-- Start Supplied data --

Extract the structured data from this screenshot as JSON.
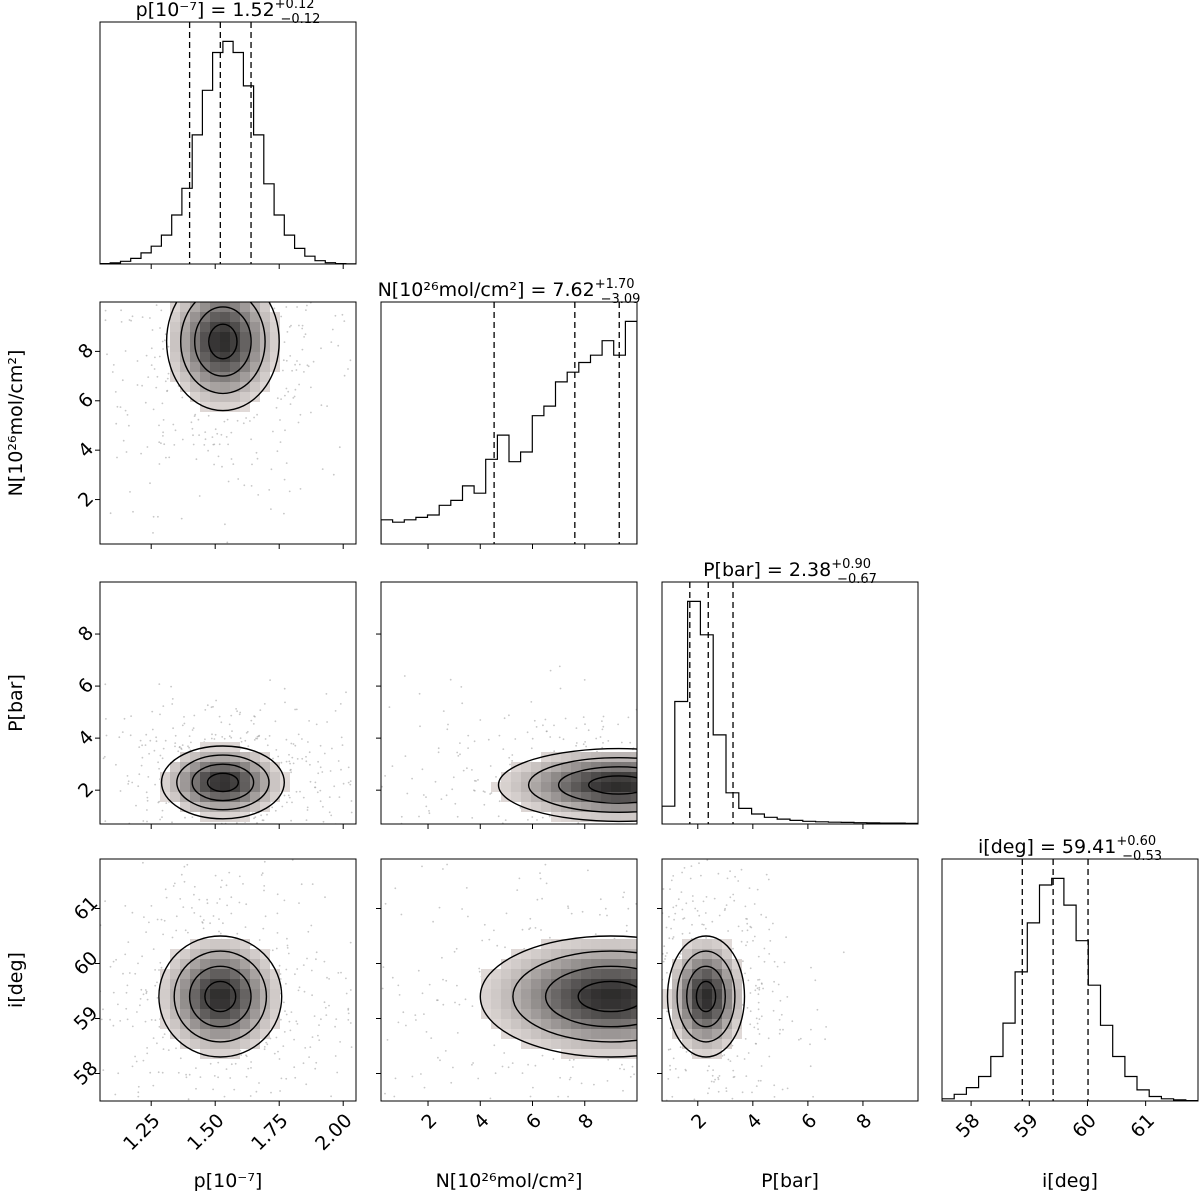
{
  "chart_data": {
    "type": "corner",
    "parameters": [
      {
        "key": "p",
        "symbol": "p",
        "unit": "[10⁻⁷]",
        "label_text": "p[10⁻⁷]",
        "range": [
          1.05,
          2.05
        ],
        "ticks": [
          1.25,
          1.5,
          1.75,
          2.0
        ],
        "tick_labels": [
          "1.25",
          "1.50",
          "1.75",
          "2.00"
        ],
        "title": {
          "prefix": "p[10⁻⁷] = 1.52",
          "plus": "+0.12",
          "minus": "−0.12"
        },
        "quantiles": [
          1.4,
          1.52,
          1.64
        ],
        "hist": [
          0.2,
          0.5,
          1.2,
          2.5,
          5,
          8,
          13,
          22,
          34,
          58,
          78,
          95,
          100,
          95,
          80,
          58,
          36,
          22,
          13,
          7,
          3.5,
          1.5,
          0.6,
          0.2,
          0.1
        ]
      },
      {
        "key": "N",
        "symbol": "N",
        "unit": "[10²⁶mol/cm²]",
        "label_text": "N[10²⁶mol/cm²]",
        "range": [
          0.2,
          10
        ],
        "ticks": [
          2,
          4,
          6,
          8
        ],
        "tick_labels": [
          "2",
          "4",
          "6",
          "8"
        ],
        "title": {
          "prefix": "N[10²⁶mol/cm²] = 7.62",
          "plus": "+1.70",
          "minus": "−3.09"
        },
        "quantiles": [
          4.53,
          7.62,
          9.32
        ],
        "hist": [
          10,
          9,
          10,
          11,
          12,
          16,
          18,
          24,
          21,
          35,
          45,
          34,
          38,
          53,
          57,
          67,
          71,
          75,
          78,
          84,
          78,
          92
        ]
      },
      {
        "key": "P",
        "symbol": "P",
        "unit": "[bar]",
        "label_text": "P[bar]",
        "range": [
          0.7,
          10
        ],
        "ticks": [
          2,
          4,
          6,
          8
        ],
        "tick_labels": [
          "2",
          "4",
          "6",
          "8"
        ],
        "title": {
          "prefix": "P[bar] = 2.38",
          "plus": "+0.90",
          "minus": "−0.67"
        },
        "quantiles": [
          1.71,
          2.38,
          3.28
        ],
        "hist": [
          8,
          55,
          100,
          85,
          40,
          14,
          7,
          4.5,
          3,
          2.2,
          1.6,
          1.2,
          1,
          0.8,
          0.7,
          0.6,
          0.5,
          0.4,
          0.4,
          0.3
        ]
      },
      {
        "key": "i",
        "symbol": "i",
        "unit": "[deg]",
        "label_text": "i[deg]",
        "range": [
          57.5,
          61.9
        ],
        "ticks": [
          58,
          59,
          60,
          61
        ],
        "tick_labels": [
          "58",
          "59",
          "60",
          "61"
        ],
        "title": {
          "prefix": "i[deg] = 59.41",
          "plus": "+0.60",
          "minus": "−0.53"
        },
        "quantiles": [
          58.88,
          59.41,
          60.01
        ],
        "hist": [
          1,
          3,
          6,
          11,
          20,
          35,
          58,
          80,
          97,
          100,
          88,
          72,
          52,
          34,
          20,
          11,
          5,
          2,
          1,
          0.5,
          0.2
        ]
      }
    ],
    "pair_peaks": [
      {
        "row": "N",
        "col": "p",
        "center": [
          1.53,
          8.4
        ],
        "spread": [
          0.11,
          1.4
        ]
      },
      {
        "row": "P",
        "col": "p",
        "center": [
          1.53,
          2.3
        ],
        "spread": [
          0.12,
          0.7
        ]
      },
      {
        "row": "P",
        "col": "N",
        "center": [
          9.3,
          2.2
        ],
        "spread": [
          2.3,
          0.7
        ]
      },
      {
        "row": "i",
        "col": "p",
        "center": [
          1.52,
          59.4
        ],
        "spread": [
          0.12,
          0.55
        ]
      },
      {
        "row": "i",
        "col": "N",
        "center": [
          9.0,
          59.4
        ],
        "spread": [
          2.5,
          0.55
        ]
      },
      {
        "row": "i",
        "col": "P",
        "center": [
          2.3,
          59.4
        ],
        "spread": [
          0.7,
          0.55
        ]
      }
    ]
  }
}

-- End Supplied data --

[The task] Determine how many lines of the data contain "unit" and give nothing but that number.

[Exercise response] 4